YOUR OBJECTIVE:
In the entries that follow, how many lines contain the word "false"? Answer with the number only.

Stored data:
** BEGIN **

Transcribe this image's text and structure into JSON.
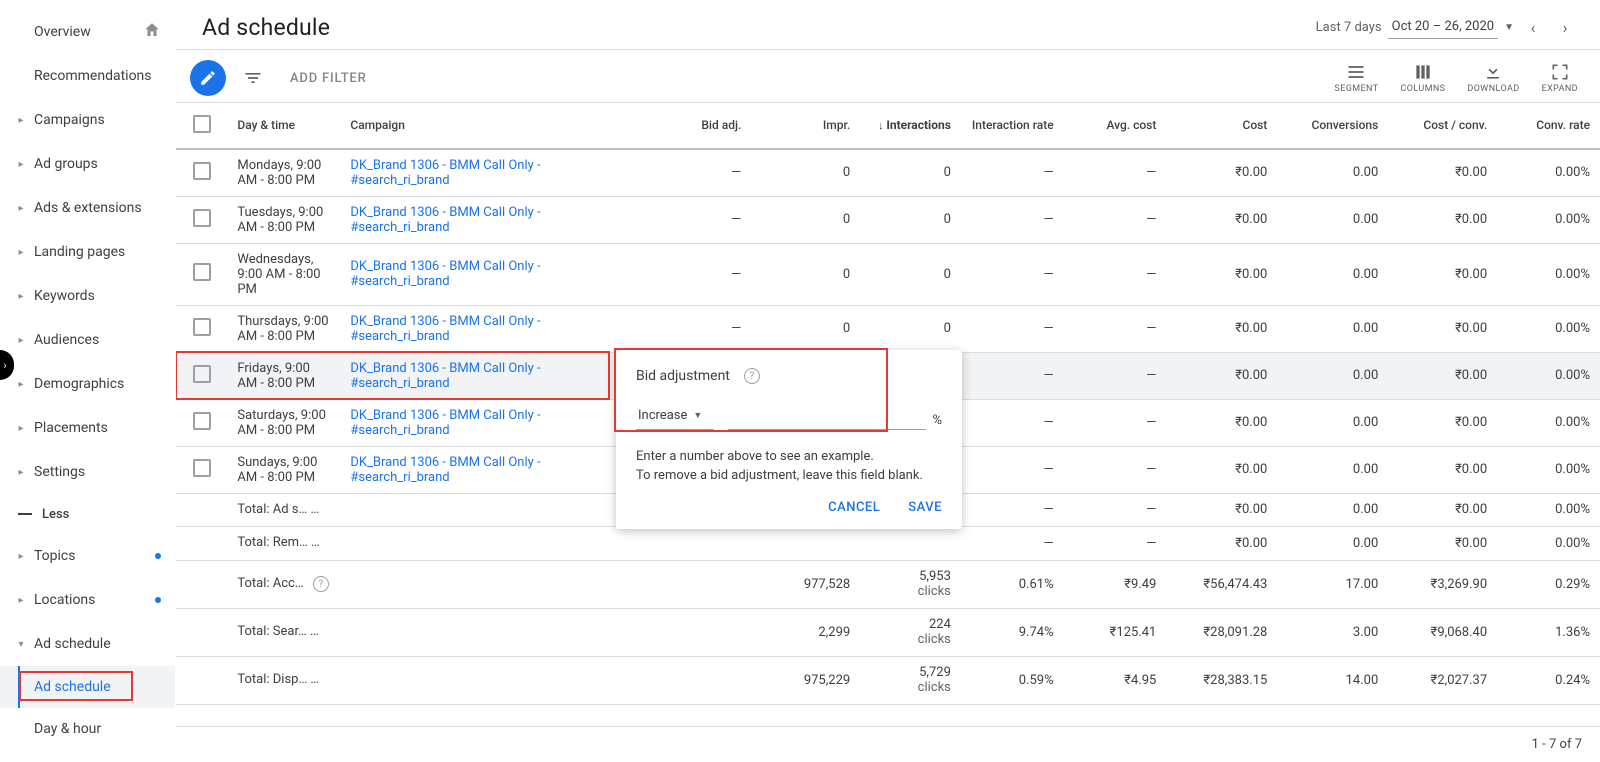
{
  "sidebar": {
    "items": [
      {
        "label": "Overview",
        "arrow": false,
        "home": true
      },
      {
        "label": "Recommendations",
        "arrow": false
      },
      {
        "label": "Campaigns",
        "arrow": true
      },
      {
        "label": "Ad groups",
        "arrow": true
      },
      {
        "label": "Ads & extensions",
        "arrow": true
      },
      {
        "label": "Landing pages",
        "arrow": true
      },
      {
        "label": "Keywords",
        "arrow": true
      },
      {
        "label": "Audiences",
        "arrow": true
      },
      {
        "label": "Demographics",
        "arrow": true
      },
      {
        "label": "Placements",
        "arrow": true
      },
      {
        "label": "Settings",
        "arrow": true
      }
    ],
    "less_label": "Less",
    "extra": [
      {
        "label": "Topics",
        "arrow": true,
        "dot": true
      },
      {
        "label": "Locations",
        "arrow": true,
        "dot": true
      },
      {
        "label": "Ad schedule",
        "arrow": true,
        "expanded": true
      }
    ],
    "sub": [
      {
        "label": "Ad schedule",
        "active": true
      },
      {
        "label": "Day & hour",
        "active": false
      }
    ]
  },
  "header": {
    "title": "Ad schedule",
    "date_prefix": "Last 7 days",
    "date_range": "Oct 20 – 26, 2020"
  },
  "toolbar": {
    "add_filter": "ADD FILTER",
    "segment": "SEGMENT",
    "columns": "COLUMNS",
    "download": "DOWNLOAD",
    "expand": "EXPAND"
  },
  "columns": {
    "day": "Day & time",
    "campaign": "Campaign",
    "bid": "Bid adj.",
    "impr": "Impr.",
    "interactions": "Interactions",
    "rate": "Interaction rate",
    "avg": "Avg. cost",
    "cost": "Cost",
    "conv": "Conversions",
    "cpc": "Cost / conv.",
    "crate": "Conv. rate"
  },
  "rows": [
    {
      "day": "Mondays, 9:00 AM - 8:00 PM",
      "campaign": "DK_Brand 1306 - BMM Call Only - #search_ri_brand",
      "bid": "—",
      "impr": "0",
      "inter": "0",
      "rate": "—",
      "avg": "—",
      "cost": "₹0.00",
      "conv": "0.00",
      "cpc": "₹0.00",
      "crate": "0.00%"
    },
    {
      "day": "Tuesdays, 9:00 AM - 8:00 PM",
      "campaign": "DK_Brand 1306 - BMM Call Only - #search_ri_brand",
      "bid": "—",
      "impr": "0",
      "inter": "0",
      "rate": "—",
      "avg": "—",
      "cost": "₹0.00",
      "conv": "0.00",
      "cpc": "₹0.00",
      "crate": "0.00%"
    },
    {
      "day": "Wednesdays, 9:00 AM - 8:00 PM",
      "campaign": "DK_Brand 1306 - BMM Call Only - #search_ri_brand",
      "bid": "—",
      "impr": "0",
      "inter": "0",
      "rate": "—",
      "avg": "—",
      "cost": "₹0.00",
      "conv": "0.00",
      "cpc": "₹0.00",
      "crate": "0.00%"
    },
    {
      "day": "Thursdays, 9:00 AM - 8:00 PM",
      "campaign": "DK_Brand 1306 - BMM Call Only - #search_ri_brand",
      "bid": "—",
      "impr": "0",
      "inter": "0",
      "rate": "—",
      "avg": "—",
      "cost": "₹0.00",
      "conv": "0.00",
      "cpc": "₹0.00",
      "crate": "0.00%"
    },
    {
      "day": "Fridays, 9:00 AM - 8:00 PM",
      "campaign": "DK_Brand 1306 - BMM Call Only - #search_ri_brand",
      "bid": "",
      "impr": "",
      "inter": "",
      "rate": "—",
      "avg": "—",
      "cost": "₹0.00",
      "conv": "0.00",
      "cpc": "₹0.00",
      "crate": "0.00%",
      "highlight": true
    },
    {
      "day": "Saturdays, 9:00 AM - 8:00 PM",
      "campaign": "DK_Brand 1306 - BMM Call Only - #search_ri_brand",
      "bid": "",
      "impr": "",
      "inter": "",
      "rate": "—",
      "avg": "—",
      "cost": "₹0.00",
      "conv": "0.00",
      "cpc": "₹0.00",
      "crate": "0.00%"
    },
    {
      "day": "Sundays, 9:00 AM - 8:00 PM",
      "campaign": "DK_Brand 1306 - BMM Call Only - #search_ri_brand",
      "bid": "",
      "impr": "",
      "inter": "",
      "rate": "—",
      "avg": "—",
      "cost": "₹0.00",
      "conv": "0.00",
      "cpc": "₹0.00",
      "crate": "0.00%"
    }
  ],
  "totals": [
    {
      "label": "Total: Ad s…",
      "bid": "—",
      "impr": "",
      "inter": "",
      "rate": "—",
      "avg": "—",
      "cost": "₹0.00",
      "conv": "0.00",
      "cpc": "₹0.00",
      "crate": "0.00%"
    },
    {
      "label": "Total: Rem…",
      "bid": "",
      "impr": "",
      "inter": "",
      "rate": "—",
      "avg": "—",
      "cost": "₹0.00",
      "conv": "0.00",
      "cpc": "₹0.00",
      "crate": "0.00%"
    },
    {
      "label": "Total: Acc…",
      "bid": "",
      "impr": "977,528",
      "inter": "5,953",
      "inter_sub": "clicks",
      "rate": "0.61%",
      "avg": "₹9.49",
      "cost": "₹56,474.43",
      "conv": "17.00",
      "cpc": "₹3,269.90",
      "crate": "0.29%"
    },
    {
      "label": "Total: Sear…",
      "bid": "",
      "impr": "2,299",
      "inter": "224",
      "inter_sub": "clicks",
      "rate": "9.74%",
      "avg": "₹125.41",
      "cost": "₹28,091.28",
      "conv": "3.00",
      "cpc": "₹9,068.40",
      "crate": "1.36%"
    },
    {
      "label": "Total: Disp…",
      "bid": "",
      "impr": "975,229",
      "inter": "5,729",
      "inter_sub": "clicks",
      "rate": "0.59%",
      "avg": "₹4.95",
      "cost": "₹28,383.15",
      "conv": "14.00",
      "cpc": "₹2,027.37",
      "crate": "0.24%"
    }
  ],
  "popover": {
    "title": "Bid adjustment",
    "mode": "Increase",
    "unit": "%",
    "help1": "Enter a number above to see an example.",
    "help2": "To remove a bid adjustment, leave this field blank.",
    "cancel": "CANCEL",
    "save": "SAVE"
  },
  "footer": {
    "pagination": "1 - 7 of 7"
  }
}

** END **

THE SOLUTION:
3